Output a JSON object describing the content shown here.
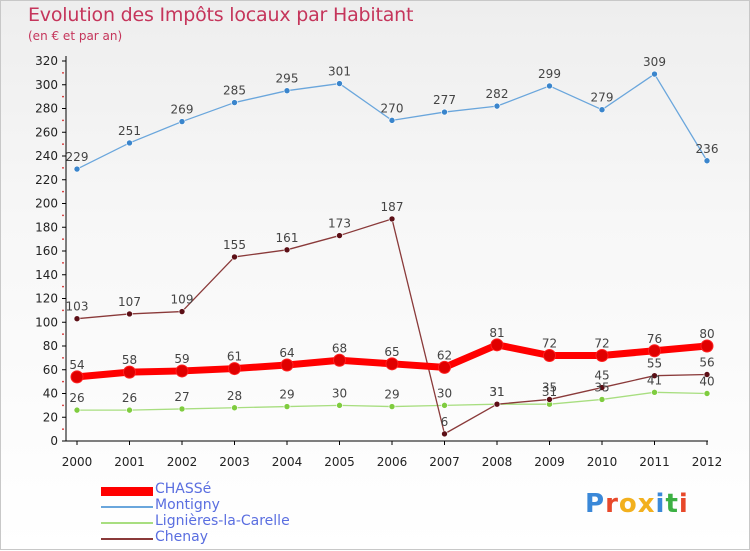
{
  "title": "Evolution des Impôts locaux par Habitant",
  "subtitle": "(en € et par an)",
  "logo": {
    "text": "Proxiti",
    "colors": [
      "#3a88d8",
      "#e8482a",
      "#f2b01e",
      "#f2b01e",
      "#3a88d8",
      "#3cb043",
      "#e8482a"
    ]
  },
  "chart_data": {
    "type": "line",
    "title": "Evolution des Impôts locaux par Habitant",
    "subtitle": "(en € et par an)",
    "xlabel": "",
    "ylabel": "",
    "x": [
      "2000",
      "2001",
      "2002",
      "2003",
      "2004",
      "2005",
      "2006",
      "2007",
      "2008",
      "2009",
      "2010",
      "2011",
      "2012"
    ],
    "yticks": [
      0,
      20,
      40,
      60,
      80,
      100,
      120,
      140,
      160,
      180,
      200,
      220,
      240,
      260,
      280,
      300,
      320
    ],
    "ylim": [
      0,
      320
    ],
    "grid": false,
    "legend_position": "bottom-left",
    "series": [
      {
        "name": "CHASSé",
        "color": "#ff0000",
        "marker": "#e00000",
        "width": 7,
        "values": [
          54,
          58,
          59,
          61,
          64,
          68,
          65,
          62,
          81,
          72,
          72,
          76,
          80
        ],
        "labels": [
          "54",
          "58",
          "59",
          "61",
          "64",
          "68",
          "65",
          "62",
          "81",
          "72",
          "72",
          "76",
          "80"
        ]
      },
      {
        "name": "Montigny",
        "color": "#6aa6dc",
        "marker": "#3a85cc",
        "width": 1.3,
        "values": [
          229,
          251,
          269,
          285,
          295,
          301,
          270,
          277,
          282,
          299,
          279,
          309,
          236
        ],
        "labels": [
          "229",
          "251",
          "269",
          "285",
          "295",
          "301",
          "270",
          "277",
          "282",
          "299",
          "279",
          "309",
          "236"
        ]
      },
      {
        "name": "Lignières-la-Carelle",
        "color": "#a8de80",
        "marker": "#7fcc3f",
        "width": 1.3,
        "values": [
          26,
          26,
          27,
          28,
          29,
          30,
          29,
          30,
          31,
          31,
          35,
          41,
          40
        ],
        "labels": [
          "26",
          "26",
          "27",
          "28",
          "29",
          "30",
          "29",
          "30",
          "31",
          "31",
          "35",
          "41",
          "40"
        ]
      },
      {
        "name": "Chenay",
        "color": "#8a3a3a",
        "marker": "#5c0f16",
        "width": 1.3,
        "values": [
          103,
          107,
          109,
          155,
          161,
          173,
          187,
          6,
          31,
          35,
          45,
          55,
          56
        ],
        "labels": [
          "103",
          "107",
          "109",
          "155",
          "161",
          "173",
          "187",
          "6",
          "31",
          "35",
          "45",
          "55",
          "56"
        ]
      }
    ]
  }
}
******
▶ TASK GOAL: Without the pictures, repeat the listing above exactly.

▶ FINISHED EXERCISE:
Output a JSON object describing the content shown here.
{
  "title": "Evolution des Impôts locaux par Habitant",
  "subtitle": "(en € et par an)",
  "logo": {
    "text": "Proxiti",
    "colors": [
      "#3a88d8",
      "#e8482a",
      "#f2b01e",
      "#f2b01e",
      "#3a88d8",
      "#3cb043",
      "#e8482a"
    ]
  },
  "chart_data": {
    "type": "line",
    "title": "Evolution des Impôts locaux par Habitant",
    "subtitle": "(en € et par an)",
    "xlabel": "",
    "ylabel": "",
    "x": [
      "2000",
      "2001",
      "2002",
      "2003",
      "2004",
      "2005",
      "2006",
      "2007",
      "2008",
      "2009",
      "2010",
      "2011",
      "2012"
    ],
    "yticks": [
      0,
      20,
      40,
      60,
      80,
      100,
      120,
      140,
      160,
      180,
      200,
      220,
      240,
      260,
      280,
      300,
      320
    ],
    "ylim": [
      0,
      320
    ],
    "grid": false,
    "legend_position": "bottom-left",
    "series": [
      {
        "name": "CHASSé",
        "color": "#ff0000",
        "marker": "#e00000",
        "width": 7,
        "values": [
          54,
          58,
          59,
          61,
          64,
          68,
          65,
          62,
          81,
          72,
          72,
          76,
          80
        ],
        "labels": [
          "54",
          "58",
          "59",
          "61",
          "64",
          "68",
          "65",
          "62",
          "81",
          "72",
          "72",
          "76",
          "80"
        ]
      },
      {
        "name": "Montigny",
        "color": "#6aa6dc",
        "marker": "#3a85cc",
        "width": 1.3,
        "values": [
          229,
          251,
          269,
          285,
          295,
          301,
          270,
          277,
          282,
          299,
          279,
          309,
          236
        ],
        "labels": [
          "229",
          "251",
          "269",
          "285",
          "295",
          "301",
          "270",
          "277",
          "282",
          "299",
          "279",
          "309",
          "236"
        ]
      },
      {
        "name": "Lignières-la-Carelle",
        "color": "#a8de80",
        "marker": "#7fcc3f",
        "width": 1.3,
        "values": [
          26,
          26,
          27,
          28,
          29,
          30,
          29,
          30,
          31,
          31,
          35,
          41,
          40
        ],
        "labels": [
          "26",
          "26",
          "27",
          "28",
          "29",
          "30",
          "29",
          "30",
          "31",
          "31",
          "35",
          "41",
          "40"
        ]
      },
      {
        "name": "Chenay",
        "color": "#8a3a3a",
        "marker": "#5c0f16",
        "width": 1.3,
        "values": [
          103,
          107,
          109,
          155,
          161,
          173,
          187,
          6,
          31,
          35,
          45,
          55,
          56
        ],
        "labels": [
          "103",
          "107",
          "109",
          "155",
          "161",
          "173",
          "187",
          "6",
          "31",
          "35",
          "45",
          "55",
          "56"
        ]
      }
    ]
  }
}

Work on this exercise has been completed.